[Document excerpt start]
January 20, 2013

The Israel-Palestine Conflict: A Matter of Peace or War?

“Let us, on this International Day, reaffirm our commitment to translating ‎solidarity into positive action. The international community must help steer the situation ‎towards a historic peace agreement.‎” That is UN Secretary-General Ban Ki-moon’s message for the International Day of Solidarity with the Palestinian People, 29 November 2011.

Mr. Ban called on the Israeli and Palestinian leadership to show courage and determination to seek an agreement for a two-State solution that can open up a brighter future for Palestinian and Israeli children.

There have been many Middle East peace proposals and many negotiations including an Arab state, with or without a significant Jewish population, a Jewish state, with or without a significant Arab population, a single bi-national state, with or without some degree of cantonization, two states, one bi-national and one Arab, with or without some form of federation, and two states, one Jewish and one Arab, with or without some form of federation.

During the 19th Century some Jews banded together to form a political ideology called Zionism, based on the idea of a “Jewish homeland.” In the USA the Zionist movement developed a powerful political lobby to promote its aims, while its military groups pursued a violent terrorist campaign in Palestine against the Arabs and Britain to force acceptance of its demands.

On 29 November 1947 the United Nations adopted a partition resolution dividing the land of Palestine into two independent states- one Arab and one Jewish, while Jerusalem was put under international protection. This was accepted by most of the Jewish settlers, who comprised 13% of the population and rejected by the majority Arab population, the original inhabitants who demanded self–determination. The British said the decision would be a failure and refused to apply it. When British forces withdrew in May 1948, and Israel declared independence fighting broke out between Arabs and Jews.

One of the first plans for settling the Arab-Israel war of 1948 was made by the UN emissary, Count Folke Bernadotte. Count Folke Bernadotte was a Swedish noble and diplomat, nephew of the Swedish king, fluent in six languages; he was an outstanding humanitarian and very well respected for his integrity. He gained international recognition through his work as head of the Swedish Red Cross during World War Two, organizing exchanges of disabled prisoners. Bernadotte also used his position to negotiate with Heinrich Himmler, a military commander, and a leading member of the Nazi Party, and save the lives of about 30,000 Jews, Allied prisoners of war and other people from the concentration camps, just before the end of the war.

Count Folke Bernadotte

On 20th May, 1948, the United Nations Security Council appointed Bernadotte as mediator in the Arab-Jewish conflict in Palestine. After meeting Arab and Jewish leaders he succeeded in obtaining a 30-day truce that began on 11th June. In then developed his first plan for peace.

First Proposal

Bernadotte’s first plan called for the Jewish State to relinquish the Negev and Jerusalem to Transjordan and to receive the western Galilee. Bernadotte advocated a total demilitarization of Jerusalem and blamed the Jewish forces for “aggressive” behavior in the city.
[Document excerpt end]
[Given entries start]
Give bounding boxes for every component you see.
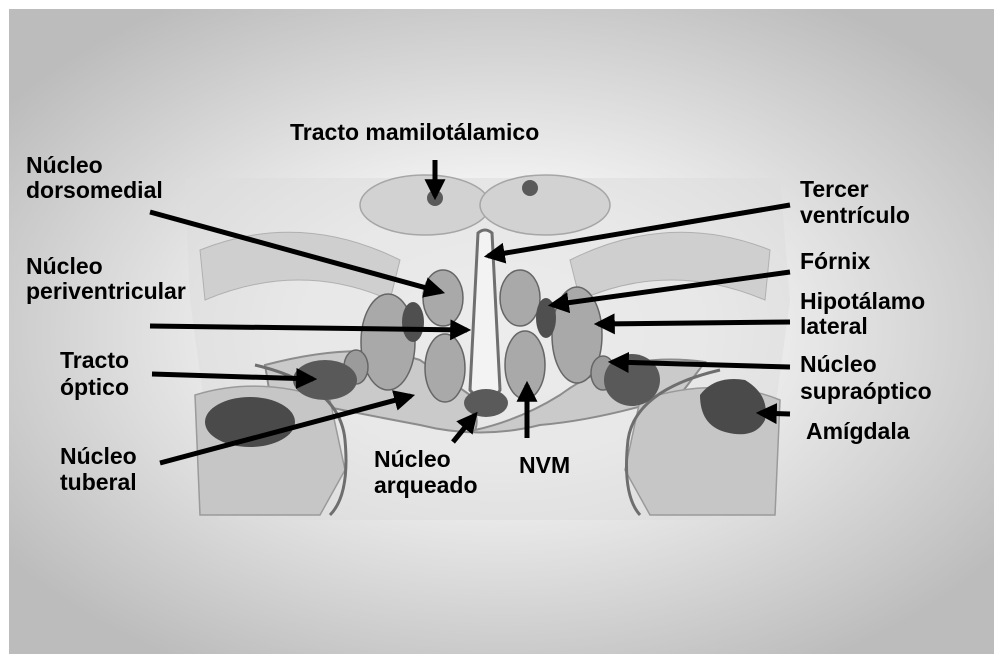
label-nucleo-dorsomedial-line1: Núcleo [26,152,103,178]
arrow-hipotalamo-lateral [598,322,790,324]
label-tercer-ventriculo-line1: Tercer [800,176,869,202]
right-dorsomedial-nucleus [500,270,540,326]
left-ventromedial-nucleus [425,334,465,402]
label-nucleo-arqueado-line1: Núcleo [374,446,451,472]
label-fornix: Fórnix [800,248,870,274]
left-dorsomedial-nucleus [423,270,463,326]
label-nucleo-tuberal-line2: tuberal [60,469,137,495]
label-tracto-optico-line1: Tracto [60,347,129,373]
right-mammillothalamic-tract-dot [522,180,538,196]
label-nucleo-tuberal-line1: Núcleo [60,443,137,469]
label-nvm: NVM [519,452,570,478]
label-nucleo-arqueado-line2: arqueado [374,472,478,498]
arrow-amigdala [760,413,790,414]
left-fornix [402,302,424,342]
label-hipotalamo-lateral-line2: lateral [800,313,868,339]
label-nucleo-supraoptico-line2: supraóptico [800,378,932,404]
label-amigdala: Amígdala [806,418,910,444]
brain-upper-left-lobe [360,175,490,235]
label-tracto-mamilotalamico: Tracto mamilotálamico [290,119,539,145]
label-tracto-optico-line2: óptico [60,374,129,400]
label-nucleo-periventricular-line1: Núcleo [26,253,103,279]
brain-upper-right-lobe [480,175,610,235]
label-nucleo-supraoptico-line1: Núcleo [800,351,877,377]
label-tercer-ventriculo-line2: ventrículo [800,202,910,228]
arcuate-nucleus-shape [464,389,508,417]
label-nucleo-dorsomedial-line2: dorsomedial [26,177,163,203]
label-nucleo-periventricular-line2: periventricular [26,278,186,304]
label-hipotalamo-lateral-line1: Hipotálamo [800,288,925,314]
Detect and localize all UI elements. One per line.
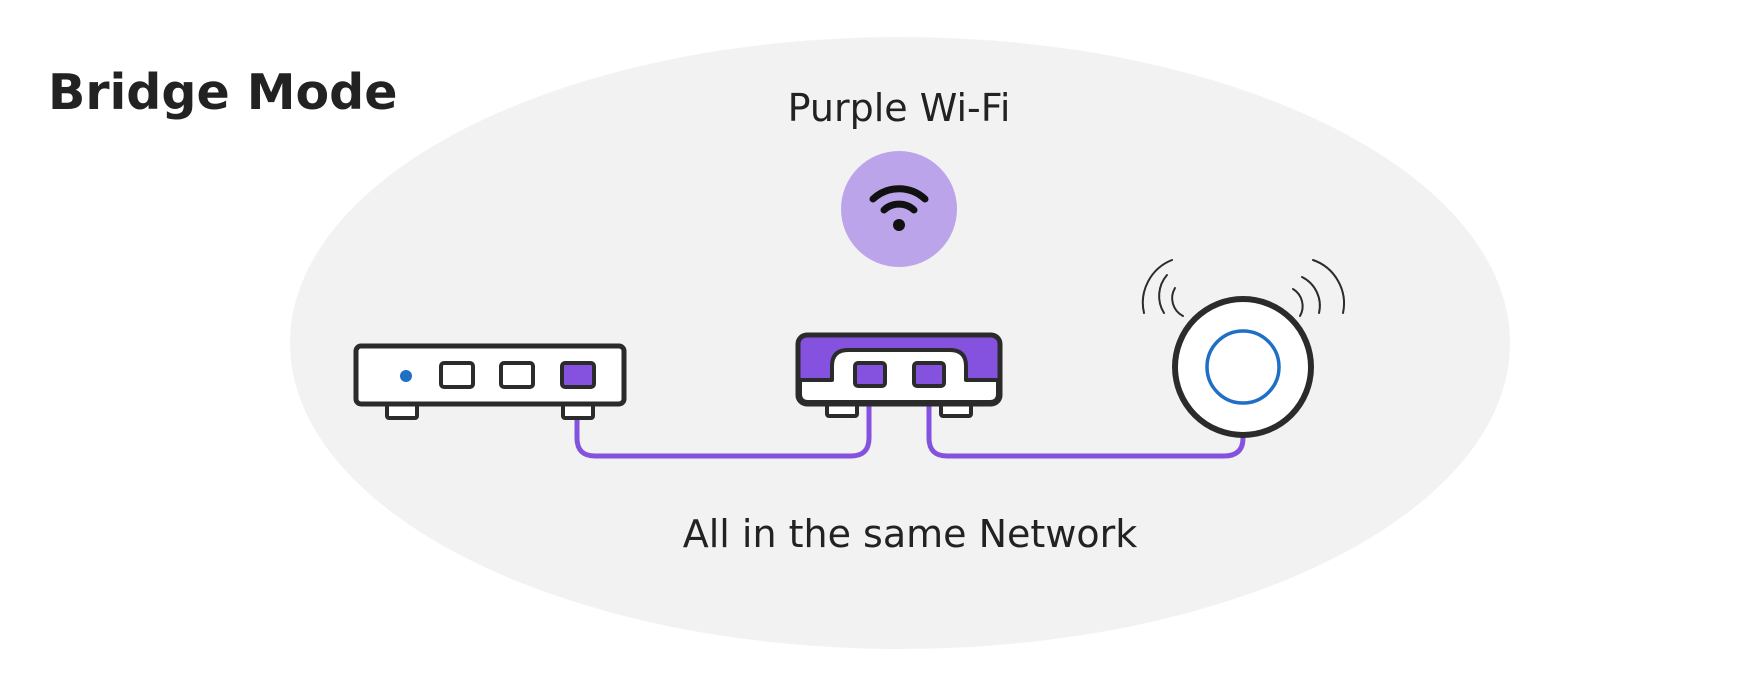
cable-modem-to-router: [574, 375, 872, 459]
purple-router-icon: [795, 332, 1003, 418]
wifi-icon: [841, 151, 957, 267]
network-label: All in the same Network: [683, 512, 1138, 556]
access-point-icon: [1172, 296, 1314, 438]
router-port-active: [853, 361, 887, 388]
wifi-label: Purple Wi-Fi: [788, 86, 1011, 130]
modem-port: [499, 361, 535, 389]
modem-icon: [353, 343, 627, 420]
modem-status-led: [400, 370, 412, 382]
router-port-active: [912, 361, 946, 388]
modem-port-active: [560, 361, 596, 389]
network-cables: [574, 375, 1246, 459]
page-title: Bridge Mode: [48, 64, 397, 121]
signal-waves-icon: [1141, 259, 1345, 317]
cable-router-to-access-point: [926, 375, 1246, 459]
modem-port: [439, 361, 475, 389]
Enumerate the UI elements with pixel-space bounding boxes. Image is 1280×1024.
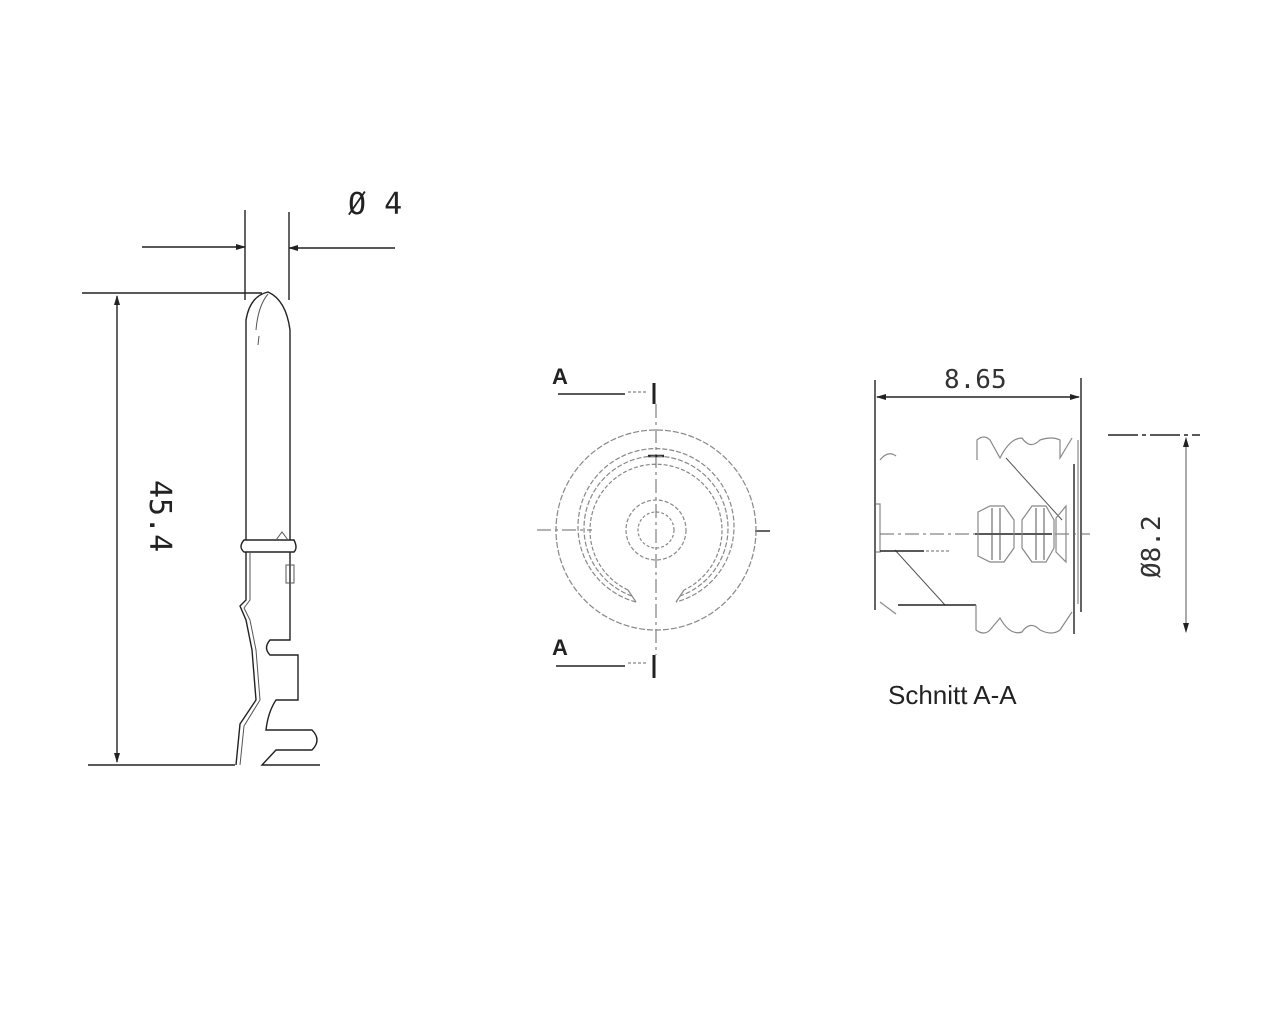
seal-section-view: 8.65 Ø8.2 (874, 365, 1200, 710)
seal-front-view: A A (537, 364, 770, 678)
pin-length-label: 45.4 (142, 480, 177, 552)
pin-diameter-dimension: Ø 4 (142, 187, 402, 300)
section-caption: Schnitt A-A (888, 680, 1017, 710)
section-mark-top: A (552, 364, 568, 389)
seal-profile (876, 436, 1090, 634)
pin-side-view: Ø 4 45.4 (82, 187, 402, 766)
pin-outline (235, 291, 320, 766)
section-mark-bottom: A (552, 635, 568, 660)
section-diameter-label: Ø8.2 (1137, 515, 1167, 578)
pin-diameter-label: Ø 4 (348, 187, 402, 222)
section-width-label: 8.65 (944, 365, 1007, 395)
pin-length-dimension: 45.4 (82, 292, 262, 766)
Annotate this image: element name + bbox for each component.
[Given entries end]
**Problem details**
Reproduce verbatim the stretch of the Israel-Palestine conflict article from "On 29 November" through "Arabs and Jews.".

**Exercise output**
On 29 November 1947 the United Nations adopted a partition resolution dividing the land of Palestine into two independent states- one Arab and one Jewish, while Jerusalem was put under international protection. This was accepted by most of the Jewish settlers, who comprised 13% of the population and rejected by the majority Arab population, the original inhabitants who demanded self–determination. The British said the decision would be a failure and refused to apply it. When British forces withdrew in May 1948, and Israel declared independence fighting broke out between Arabs and Jews.